Last Friday was interesting for the Texas Supreme Court’s “submarine docket” — the set of cases that the Court resolves without oral argument and without a former prior order “submitting” the case for decision, as might happen in a court without discretionary review.

When a petition lingers, that’s valuable information

Some have complained that they need the Texas Supreme Court to create a formal “submission on written briefs” process so they can tell what issues might be of interest to the Court. But some clues are already there in how the Court handles its petitions. Cases that linger on the docket are likely to get more attention from the Court. And when the Court’s docket starts to accumulate a group of petitions that raise similar issues, it’s a safe bet that some part of the Court is thinking seriously about them.

This week, the Court answered an open question about using mandamus to review the 30-day extension of time on expert reports that trial courts can offer medical-malpractice plaintiffs. The Court resolved that question in In re Roberts (discussed here). This was a “submarine” decision — no formal submission was made, and the case was decided without oral argument after having been pending on the Court’s docket for some time. This one, in fact, was pending for about two and a half years after full briefing was completed. There should have been little doubt that this issued was on the Court’s mind.

And it was not the only petition that raised this question. In Friday’s order list, the Texas Supreme Court also resolved a few other long-pending cases that raised the same question. One of them — like Roberts itself — was among the Court’s very longest-pending fully briefed cases: In re Benavides, No. 05-0784. In Benavides, like Roberts, the defendant sought to use mandamus to review a trial court’s decision to grant a 30-day extension. Consistent with its decision in Roberts, the Court simply denied review in this case. The Court also denied review today in In re Temple, No. 05-0817, and In re Zimmerman, No. 05-0826, two cases out of the Sixth Court raising the same question. Both of those petitions were pending for more than two years after the petition briefing was complete but before any request for full merits briefing. (( The Court sometimes lets cases linger at that stage so that it can resolve some legal issue in the case through another pending case. That way, if the Court decides it does want to see merits briefing, the parties can write briefs more helpful to the Court that address the Court’s new guidance. Cases lingering at the petition stage can be an interesting indicator of what the Court is thinking about in other cases. ))

The odds are better, but they’re not perfect

Friday’s order list resolved six of the Court’s very longest-pending cases — five of which dealt with the same question about medical-malpractice expert witnesses.

But the very longest-pending case did not result in a merits decision at all.

Admiral Insurance Co. v. Westchester Fire Insurance Co, No. 05-0028, a case between two insurance companies raising questions under the Stowers doctrine, was (by my count) the longest pending petition that had not yet been granted, at about 2 years and 10 months since the Respondent’s Brief on the Merits. In Friday’s order list, the Texas Supreme Court denied review without comment, letting the case return for trial consistent with the court of appeals’s judgment.

▬▬▬▬▬▬

> **Problems to solve**:
A – Answer these about the submarine docket post:
(i) About how long was In re Roberts pending after full briefing was completed?
(ii) Which court did In re Temple and In re Zimmerman come out of?
(iii) What is the case number of Admiral Insurance Co. v. Westchester Fire Insurance Co?
B – Retype the stretch of the submarine docket post from "Friday’s order list resolved" through "decision at all.", word for word.
Use only the submarine docket post, with no outside knowledge.

> **Record extracts**:
▬▬▬▬▬▬

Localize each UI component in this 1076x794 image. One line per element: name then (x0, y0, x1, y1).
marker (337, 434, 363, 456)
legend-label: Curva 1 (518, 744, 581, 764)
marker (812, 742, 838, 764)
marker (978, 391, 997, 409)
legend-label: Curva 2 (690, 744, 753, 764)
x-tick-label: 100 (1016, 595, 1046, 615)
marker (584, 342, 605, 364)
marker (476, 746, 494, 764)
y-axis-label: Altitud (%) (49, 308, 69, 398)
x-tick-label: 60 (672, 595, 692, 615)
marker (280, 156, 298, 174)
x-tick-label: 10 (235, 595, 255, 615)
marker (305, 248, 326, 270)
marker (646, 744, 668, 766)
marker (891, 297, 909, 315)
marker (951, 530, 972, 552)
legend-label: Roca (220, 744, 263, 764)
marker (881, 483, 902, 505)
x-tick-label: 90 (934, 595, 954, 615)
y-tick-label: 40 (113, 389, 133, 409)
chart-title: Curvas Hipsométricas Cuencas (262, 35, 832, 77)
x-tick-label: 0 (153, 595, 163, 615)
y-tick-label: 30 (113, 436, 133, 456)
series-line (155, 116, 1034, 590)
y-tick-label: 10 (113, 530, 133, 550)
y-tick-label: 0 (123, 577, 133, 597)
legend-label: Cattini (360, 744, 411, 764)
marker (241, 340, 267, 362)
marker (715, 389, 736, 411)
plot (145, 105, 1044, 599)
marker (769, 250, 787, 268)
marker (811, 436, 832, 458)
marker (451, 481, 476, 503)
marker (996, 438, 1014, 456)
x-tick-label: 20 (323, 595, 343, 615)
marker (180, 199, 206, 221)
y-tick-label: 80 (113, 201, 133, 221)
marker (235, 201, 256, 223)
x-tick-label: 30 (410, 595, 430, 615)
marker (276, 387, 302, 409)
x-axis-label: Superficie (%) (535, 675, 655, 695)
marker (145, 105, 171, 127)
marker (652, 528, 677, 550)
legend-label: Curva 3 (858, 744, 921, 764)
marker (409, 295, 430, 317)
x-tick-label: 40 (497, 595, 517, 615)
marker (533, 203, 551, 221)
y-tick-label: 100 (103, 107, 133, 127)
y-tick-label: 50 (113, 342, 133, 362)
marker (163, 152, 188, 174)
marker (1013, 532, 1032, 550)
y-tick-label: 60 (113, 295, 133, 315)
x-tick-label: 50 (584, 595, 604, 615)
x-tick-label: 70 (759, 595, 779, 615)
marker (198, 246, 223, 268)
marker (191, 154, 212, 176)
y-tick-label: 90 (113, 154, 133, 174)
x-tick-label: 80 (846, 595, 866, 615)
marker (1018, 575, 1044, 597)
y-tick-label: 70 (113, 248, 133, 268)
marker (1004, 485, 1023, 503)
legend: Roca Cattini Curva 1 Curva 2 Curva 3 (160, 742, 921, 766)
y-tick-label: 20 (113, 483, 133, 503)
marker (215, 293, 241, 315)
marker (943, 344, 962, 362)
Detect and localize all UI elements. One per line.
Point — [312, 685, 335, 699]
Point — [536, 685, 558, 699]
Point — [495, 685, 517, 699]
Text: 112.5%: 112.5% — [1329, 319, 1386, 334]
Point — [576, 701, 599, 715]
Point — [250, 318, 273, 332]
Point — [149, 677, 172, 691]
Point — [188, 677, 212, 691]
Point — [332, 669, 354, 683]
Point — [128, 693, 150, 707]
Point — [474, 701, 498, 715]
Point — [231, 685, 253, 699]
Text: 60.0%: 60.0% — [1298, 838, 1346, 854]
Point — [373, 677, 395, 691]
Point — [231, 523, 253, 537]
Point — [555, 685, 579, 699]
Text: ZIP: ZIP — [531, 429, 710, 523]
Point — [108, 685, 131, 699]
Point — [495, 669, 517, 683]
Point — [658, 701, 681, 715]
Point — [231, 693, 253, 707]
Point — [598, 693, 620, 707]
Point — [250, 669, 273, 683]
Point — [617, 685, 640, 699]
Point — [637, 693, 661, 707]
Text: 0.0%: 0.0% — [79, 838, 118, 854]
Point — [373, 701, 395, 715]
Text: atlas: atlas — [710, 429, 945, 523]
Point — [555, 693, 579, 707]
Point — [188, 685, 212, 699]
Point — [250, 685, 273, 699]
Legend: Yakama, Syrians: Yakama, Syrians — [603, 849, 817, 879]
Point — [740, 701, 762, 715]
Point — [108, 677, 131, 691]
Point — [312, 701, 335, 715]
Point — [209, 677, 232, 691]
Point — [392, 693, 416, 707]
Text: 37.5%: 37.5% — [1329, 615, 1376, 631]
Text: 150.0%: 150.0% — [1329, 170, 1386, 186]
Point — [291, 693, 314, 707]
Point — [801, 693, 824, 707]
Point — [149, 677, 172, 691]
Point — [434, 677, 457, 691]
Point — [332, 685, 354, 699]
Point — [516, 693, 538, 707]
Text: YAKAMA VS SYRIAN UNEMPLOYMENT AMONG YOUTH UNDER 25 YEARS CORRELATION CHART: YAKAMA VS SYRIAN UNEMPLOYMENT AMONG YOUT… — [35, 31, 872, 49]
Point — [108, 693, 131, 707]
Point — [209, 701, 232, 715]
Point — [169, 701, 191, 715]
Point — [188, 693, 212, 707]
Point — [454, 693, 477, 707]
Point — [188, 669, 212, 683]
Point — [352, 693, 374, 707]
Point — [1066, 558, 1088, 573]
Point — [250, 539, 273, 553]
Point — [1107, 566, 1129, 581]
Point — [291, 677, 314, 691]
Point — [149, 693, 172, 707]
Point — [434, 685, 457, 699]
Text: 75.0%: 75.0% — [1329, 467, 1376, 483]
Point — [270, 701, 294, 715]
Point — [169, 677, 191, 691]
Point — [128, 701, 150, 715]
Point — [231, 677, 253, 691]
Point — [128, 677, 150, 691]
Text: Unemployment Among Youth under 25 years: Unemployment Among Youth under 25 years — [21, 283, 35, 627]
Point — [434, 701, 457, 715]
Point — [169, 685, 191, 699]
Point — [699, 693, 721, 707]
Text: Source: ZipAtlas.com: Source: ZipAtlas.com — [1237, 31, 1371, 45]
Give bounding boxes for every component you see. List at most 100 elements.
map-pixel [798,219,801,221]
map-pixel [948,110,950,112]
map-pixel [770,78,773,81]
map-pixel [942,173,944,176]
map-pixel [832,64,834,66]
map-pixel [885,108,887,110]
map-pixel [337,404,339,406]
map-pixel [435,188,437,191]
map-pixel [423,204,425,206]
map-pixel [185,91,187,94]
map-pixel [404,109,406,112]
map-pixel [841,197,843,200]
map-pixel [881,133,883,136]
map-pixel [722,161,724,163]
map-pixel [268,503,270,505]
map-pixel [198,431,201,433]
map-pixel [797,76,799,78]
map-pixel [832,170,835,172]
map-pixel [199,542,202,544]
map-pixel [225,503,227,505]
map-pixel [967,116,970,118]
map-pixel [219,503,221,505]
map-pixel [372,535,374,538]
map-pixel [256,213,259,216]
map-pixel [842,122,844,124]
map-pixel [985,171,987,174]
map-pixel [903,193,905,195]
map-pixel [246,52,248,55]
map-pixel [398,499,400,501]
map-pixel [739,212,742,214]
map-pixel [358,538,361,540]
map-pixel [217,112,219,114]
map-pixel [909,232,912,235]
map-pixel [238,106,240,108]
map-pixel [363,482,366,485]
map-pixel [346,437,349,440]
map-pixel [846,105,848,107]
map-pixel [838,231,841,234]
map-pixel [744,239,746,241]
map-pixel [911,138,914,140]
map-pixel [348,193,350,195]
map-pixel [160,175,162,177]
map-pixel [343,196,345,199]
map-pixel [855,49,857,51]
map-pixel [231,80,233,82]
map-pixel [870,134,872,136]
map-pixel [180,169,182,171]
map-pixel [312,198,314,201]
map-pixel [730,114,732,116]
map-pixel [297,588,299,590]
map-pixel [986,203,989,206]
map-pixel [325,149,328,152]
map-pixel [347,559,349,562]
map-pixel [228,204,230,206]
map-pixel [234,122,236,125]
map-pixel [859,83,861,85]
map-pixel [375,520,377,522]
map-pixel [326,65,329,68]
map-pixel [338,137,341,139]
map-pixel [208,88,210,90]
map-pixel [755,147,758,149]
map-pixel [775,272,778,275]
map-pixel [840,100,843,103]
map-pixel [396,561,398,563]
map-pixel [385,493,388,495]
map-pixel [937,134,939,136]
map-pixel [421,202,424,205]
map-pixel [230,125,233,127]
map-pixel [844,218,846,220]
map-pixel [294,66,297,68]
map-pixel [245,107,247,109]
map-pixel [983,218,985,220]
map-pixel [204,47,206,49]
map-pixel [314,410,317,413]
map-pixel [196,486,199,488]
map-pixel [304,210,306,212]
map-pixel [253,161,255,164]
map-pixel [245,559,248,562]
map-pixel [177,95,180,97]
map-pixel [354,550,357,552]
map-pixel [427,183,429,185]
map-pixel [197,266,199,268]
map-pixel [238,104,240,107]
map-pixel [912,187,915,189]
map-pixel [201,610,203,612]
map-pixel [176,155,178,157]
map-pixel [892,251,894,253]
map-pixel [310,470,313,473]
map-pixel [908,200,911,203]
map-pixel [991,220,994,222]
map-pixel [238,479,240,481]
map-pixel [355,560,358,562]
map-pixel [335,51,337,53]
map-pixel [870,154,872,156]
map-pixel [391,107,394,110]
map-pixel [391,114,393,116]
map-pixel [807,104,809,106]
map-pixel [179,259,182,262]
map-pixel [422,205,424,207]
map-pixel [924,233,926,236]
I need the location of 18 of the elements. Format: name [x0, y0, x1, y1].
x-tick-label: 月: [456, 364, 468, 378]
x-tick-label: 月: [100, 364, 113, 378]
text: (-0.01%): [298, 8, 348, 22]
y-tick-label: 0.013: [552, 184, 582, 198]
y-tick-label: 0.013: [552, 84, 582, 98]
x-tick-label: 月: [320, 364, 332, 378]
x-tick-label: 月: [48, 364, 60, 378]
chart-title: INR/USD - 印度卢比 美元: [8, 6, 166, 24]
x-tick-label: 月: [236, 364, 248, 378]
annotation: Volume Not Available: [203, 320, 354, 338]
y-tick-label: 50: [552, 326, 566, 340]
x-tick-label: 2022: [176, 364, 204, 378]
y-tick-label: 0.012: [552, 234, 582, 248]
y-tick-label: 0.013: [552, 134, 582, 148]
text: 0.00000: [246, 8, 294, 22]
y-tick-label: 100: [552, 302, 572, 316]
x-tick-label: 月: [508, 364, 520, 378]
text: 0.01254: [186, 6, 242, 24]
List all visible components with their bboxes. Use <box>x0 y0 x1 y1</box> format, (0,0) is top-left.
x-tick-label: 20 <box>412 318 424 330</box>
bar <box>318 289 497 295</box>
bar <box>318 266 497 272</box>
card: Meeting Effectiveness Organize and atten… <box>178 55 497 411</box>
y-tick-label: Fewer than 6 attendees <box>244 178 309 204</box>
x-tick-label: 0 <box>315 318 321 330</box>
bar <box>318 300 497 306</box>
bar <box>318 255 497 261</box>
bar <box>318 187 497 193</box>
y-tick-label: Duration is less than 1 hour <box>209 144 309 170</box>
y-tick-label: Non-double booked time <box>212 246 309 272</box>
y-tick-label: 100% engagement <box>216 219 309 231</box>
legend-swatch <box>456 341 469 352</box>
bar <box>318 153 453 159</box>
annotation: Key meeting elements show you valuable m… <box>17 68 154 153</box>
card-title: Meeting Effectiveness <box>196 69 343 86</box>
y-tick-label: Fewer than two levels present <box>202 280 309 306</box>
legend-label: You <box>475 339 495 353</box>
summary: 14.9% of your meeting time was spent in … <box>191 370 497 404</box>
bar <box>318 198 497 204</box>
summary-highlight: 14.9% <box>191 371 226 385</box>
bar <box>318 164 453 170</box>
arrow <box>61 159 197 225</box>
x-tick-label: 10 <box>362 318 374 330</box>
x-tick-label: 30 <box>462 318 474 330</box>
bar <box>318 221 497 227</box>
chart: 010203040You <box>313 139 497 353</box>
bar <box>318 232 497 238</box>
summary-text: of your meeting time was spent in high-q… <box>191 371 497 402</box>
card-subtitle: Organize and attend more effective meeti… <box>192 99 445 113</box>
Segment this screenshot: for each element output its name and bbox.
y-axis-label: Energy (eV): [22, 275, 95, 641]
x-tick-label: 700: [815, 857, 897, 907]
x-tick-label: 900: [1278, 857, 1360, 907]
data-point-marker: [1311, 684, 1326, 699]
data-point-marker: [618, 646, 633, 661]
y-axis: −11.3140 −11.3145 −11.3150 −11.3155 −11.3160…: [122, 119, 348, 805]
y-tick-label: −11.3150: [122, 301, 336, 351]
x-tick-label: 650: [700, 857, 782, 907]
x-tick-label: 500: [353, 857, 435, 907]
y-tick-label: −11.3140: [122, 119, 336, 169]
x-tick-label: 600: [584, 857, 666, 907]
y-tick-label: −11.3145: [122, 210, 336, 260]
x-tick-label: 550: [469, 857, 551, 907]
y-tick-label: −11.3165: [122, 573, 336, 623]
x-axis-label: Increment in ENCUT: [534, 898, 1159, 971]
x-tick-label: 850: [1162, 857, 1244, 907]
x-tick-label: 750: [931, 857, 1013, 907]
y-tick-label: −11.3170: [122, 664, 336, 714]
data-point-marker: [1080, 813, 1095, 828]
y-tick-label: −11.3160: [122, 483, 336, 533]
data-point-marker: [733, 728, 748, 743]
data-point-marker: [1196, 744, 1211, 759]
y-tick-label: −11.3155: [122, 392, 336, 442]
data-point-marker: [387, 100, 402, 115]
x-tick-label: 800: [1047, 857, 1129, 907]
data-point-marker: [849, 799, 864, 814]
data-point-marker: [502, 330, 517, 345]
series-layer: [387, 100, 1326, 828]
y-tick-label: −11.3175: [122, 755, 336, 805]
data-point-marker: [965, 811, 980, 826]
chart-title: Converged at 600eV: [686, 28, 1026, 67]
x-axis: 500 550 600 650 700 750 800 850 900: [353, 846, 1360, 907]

▬▬▬▬▬▬

> **Answers for the exercise**:
A –
(i) About two and a half years.
(ii) The Sixth Court.
(iii) No. 05-0028.

B –
Friday’s order list resolved six of the Court’s very longest-pending cases — five of which dealt with the same question about medical-malpractice expert witnesses.

But the very longest-pending case did not result in a merits decision at all.